- What is asked -
Locate every line in the material below that has the word "text". Copy each of those lines.

------ Entries shown

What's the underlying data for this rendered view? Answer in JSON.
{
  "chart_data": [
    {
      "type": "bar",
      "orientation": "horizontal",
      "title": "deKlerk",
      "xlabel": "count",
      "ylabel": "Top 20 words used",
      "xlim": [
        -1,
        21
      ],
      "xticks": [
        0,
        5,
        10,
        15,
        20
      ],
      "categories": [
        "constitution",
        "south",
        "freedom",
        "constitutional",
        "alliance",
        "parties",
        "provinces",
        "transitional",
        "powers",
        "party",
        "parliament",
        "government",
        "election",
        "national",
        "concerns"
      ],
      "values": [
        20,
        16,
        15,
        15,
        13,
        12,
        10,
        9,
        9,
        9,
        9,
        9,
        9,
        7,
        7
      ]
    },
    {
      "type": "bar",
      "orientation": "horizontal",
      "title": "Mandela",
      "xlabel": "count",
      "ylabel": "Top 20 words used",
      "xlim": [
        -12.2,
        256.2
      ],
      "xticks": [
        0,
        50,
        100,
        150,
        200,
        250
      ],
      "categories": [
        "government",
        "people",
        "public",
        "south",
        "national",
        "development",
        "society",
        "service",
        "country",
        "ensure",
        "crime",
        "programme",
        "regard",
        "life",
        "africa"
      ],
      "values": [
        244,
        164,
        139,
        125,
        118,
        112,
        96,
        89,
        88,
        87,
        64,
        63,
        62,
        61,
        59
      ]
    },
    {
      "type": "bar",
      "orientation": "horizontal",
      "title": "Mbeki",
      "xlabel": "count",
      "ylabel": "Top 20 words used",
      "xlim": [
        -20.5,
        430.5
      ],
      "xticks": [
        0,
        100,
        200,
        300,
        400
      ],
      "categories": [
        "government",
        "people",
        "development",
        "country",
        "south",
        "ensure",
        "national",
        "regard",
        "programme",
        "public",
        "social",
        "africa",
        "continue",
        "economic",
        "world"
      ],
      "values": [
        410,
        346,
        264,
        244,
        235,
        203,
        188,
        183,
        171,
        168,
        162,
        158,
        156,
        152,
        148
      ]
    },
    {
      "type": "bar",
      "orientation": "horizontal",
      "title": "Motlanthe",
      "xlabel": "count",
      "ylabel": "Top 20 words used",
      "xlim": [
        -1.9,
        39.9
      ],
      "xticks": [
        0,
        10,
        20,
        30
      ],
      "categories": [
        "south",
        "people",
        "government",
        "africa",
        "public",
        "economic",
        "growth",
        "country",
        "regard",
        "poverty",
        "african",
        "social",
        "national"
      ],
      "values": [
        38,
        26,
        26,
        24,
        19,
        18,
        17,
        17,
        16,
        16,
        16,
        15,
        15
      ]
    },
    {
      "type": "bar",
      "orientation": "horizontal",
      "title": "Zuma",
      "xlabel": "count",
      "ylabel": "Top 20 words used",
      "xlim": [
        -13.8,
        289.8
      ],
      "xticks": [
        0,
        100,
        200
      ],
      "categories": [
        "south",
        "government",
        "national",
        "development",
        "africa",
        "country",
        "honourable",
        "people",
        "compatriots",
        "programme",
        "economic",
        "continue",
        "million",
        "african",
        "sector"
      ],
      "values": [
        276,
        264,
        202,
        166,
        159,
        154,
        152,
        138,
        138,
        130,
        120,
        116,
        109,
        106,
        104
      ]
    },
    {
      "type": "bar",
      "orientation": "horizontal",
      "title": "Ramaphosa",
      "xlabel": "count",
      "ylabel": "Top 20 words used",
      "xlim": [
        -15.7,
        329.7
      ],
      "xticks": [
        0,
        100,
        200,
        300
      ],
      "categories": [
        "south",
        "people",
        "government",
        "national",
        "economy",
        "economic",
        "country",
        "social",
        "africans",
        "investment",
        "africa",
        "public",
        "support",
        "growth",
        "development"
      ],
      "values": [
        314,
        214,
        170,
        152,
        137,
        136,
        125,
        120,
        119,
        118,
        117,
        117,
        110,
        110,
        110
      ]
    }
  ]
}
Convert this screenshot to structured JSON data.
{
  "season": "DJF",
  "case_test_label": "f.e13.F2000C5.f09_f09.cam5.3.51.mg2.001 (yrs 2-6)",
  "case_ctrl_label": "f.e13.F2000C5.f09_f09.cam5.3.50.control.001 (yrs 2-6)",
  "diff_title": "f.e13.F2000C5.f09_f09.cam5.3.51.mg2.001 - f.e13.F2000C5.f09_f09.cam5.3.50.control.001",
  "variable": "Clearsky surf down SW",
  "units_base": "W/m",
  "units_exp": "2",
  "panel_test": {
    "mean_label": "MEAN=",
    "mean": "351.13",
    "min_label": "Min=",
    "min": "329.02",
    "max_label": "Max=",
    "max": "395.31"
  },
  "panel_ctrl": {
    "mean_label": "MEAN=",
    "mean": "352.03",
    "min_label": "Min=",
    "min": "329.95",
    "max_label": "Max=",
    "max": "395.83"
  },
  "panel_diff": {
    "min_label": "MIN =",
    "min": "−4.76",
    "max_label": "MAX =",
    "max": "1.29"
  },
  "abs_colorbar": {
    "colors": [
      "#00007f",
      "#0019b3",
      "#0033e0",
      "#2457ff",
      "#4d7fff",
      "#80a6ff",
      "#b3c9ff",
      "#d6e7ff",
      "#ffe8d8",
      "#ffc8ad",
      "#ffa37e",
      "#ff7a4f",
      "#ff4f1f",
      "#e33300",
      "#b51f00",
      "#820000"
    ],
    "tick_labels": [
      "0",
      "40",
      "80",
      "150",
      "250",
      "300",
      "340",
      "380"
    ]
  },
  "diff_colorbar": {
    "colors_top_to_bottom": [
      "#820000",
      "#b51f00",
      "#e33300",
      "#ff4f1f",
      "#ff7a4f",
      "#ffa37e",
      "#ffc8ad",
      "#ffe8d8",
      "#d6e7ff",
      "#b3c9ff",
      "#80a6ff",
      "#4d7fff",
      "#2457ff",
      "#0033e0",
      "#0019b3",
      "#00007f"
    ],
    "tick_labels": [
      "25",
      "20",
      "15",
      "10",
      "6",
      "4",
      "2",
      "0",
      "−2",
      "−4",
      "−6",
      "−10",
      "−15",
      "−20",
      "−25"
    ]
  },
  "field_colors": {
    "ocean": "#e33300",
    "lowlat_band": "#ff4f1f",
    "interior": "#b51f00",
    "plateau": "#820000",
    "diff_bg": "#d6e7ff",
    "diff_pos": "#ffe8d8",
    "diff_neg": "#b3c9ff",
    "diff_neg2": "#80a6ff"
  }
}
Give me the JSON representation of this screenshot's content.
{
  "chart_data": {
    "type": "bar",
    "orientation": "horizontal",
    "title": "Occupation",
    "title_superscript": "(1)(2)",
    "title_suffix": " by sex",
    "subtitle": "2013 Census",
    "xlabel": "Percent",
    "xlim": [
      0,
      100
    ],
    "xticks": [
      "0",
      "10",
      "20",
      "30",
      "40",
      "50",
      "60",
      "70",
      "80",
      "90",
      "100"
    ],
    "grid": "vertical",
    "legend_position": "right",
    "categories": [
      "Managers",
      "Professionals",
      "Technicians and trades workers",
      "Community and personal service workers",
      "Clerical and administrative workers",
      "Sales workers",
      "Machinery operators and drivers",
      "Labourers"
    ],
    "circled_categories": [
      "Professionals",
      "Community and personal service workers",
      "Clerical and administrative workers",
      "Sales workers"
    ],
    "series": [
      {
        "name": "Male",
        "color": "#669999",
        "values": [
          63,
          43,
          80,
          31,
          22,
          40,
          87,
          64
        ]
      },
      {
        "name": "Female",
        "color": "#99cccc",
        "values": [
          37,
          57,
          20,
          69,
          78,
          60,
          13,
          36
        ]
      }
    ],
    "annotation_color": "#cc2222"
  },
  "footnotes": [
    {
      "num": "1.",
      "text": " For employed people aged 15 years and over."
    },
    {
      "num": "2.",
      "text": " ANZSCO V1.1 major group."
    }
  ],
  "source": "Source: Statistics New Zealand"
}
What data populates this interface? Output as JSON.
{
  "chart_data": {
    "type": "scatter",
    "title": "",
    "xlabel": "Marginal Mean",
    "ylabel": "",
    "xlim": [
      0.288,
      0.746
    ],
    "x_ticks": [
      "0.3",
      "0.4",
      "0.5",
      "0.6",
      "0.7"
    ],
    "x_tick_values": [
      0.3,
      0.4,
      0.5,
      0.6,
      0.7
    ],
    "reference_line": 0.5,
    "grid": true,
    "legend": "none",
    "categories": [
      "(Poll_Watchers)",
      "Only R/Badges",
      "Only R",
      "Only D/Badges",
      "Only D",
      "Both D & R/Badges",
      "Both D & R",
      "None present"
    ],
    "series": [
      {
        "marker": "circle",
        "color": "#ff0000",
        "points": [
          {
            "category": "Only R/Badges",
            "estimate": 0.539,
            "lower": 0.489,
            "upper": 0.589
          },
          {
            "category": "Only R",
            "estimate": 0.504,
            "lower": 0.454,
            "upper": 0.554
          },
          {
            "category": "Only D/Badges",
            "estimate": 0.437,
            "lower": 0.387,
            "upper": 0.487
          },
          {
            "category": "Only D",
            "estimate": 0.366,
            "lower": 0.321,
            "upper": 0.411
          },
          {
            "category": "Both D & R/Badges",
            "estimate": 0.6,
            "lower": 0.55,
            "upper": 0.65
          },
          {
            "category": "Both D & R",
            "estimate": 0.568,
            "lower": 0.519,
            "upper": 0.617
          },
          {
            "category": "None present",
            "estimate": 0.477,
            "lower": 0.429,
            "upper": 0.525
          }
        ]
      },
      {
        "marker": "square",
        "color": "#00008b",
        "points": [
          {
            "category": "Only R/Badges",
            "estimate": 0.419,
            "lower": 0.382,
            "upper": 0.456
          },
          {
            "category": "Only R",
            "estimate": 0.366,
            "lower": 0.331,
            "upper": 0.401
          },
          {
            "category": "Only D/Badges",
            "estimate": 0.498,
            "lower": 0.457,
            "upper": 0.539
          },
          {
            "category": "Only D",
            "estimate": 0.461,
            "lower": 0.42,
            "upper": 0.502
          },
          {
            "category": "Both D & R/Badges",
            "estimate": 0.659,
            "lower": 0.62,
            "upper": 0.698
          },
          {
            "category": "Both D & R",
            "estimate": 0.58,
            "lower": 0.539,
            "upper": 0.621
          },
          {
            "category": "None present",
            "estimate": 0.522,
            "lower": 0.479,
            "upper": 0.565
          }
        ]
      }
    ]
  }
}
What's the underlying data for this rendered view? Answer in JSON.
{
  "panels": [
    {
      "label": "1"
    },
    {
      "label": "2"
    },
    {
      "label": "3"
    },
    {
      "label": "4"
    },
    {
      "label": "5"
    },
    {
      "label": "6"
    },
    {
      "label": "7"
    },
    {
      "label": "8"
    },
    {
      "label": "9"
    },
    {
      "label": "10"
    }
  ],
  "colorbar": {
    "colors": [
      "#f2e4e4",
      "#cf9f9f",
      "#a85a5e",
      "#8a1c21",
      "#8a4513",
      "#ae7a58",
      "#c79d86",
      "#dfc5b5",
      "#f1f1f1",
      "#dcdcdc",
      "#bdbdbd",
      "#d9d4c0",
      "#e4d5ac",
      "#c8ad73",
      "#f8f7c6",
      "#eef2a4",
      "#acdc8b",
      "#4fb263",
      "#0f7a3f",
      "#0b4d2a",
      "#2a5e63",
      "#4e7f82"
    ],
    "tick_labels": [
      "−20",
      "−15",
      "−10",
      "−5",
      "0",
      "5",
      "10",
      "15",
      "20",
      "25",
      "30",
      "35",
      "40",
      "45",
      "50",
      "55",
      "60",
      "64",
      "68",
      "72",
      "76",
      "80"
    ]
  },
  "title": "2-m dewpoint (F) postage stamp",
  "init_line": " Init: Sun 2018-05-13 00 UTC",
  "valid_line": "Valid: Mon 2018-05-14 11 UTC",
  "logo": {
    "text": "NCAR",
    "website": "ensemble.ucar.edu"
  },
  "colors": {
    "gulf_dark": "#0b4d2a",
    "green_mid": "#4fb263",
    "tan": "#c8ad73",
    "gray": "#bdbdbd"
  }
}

------------

- Exercise answer -
      "text": " For employed people aged 15 years and over."
      "text": " ANZSCO V1.1 major group."
    "text": "NCAR",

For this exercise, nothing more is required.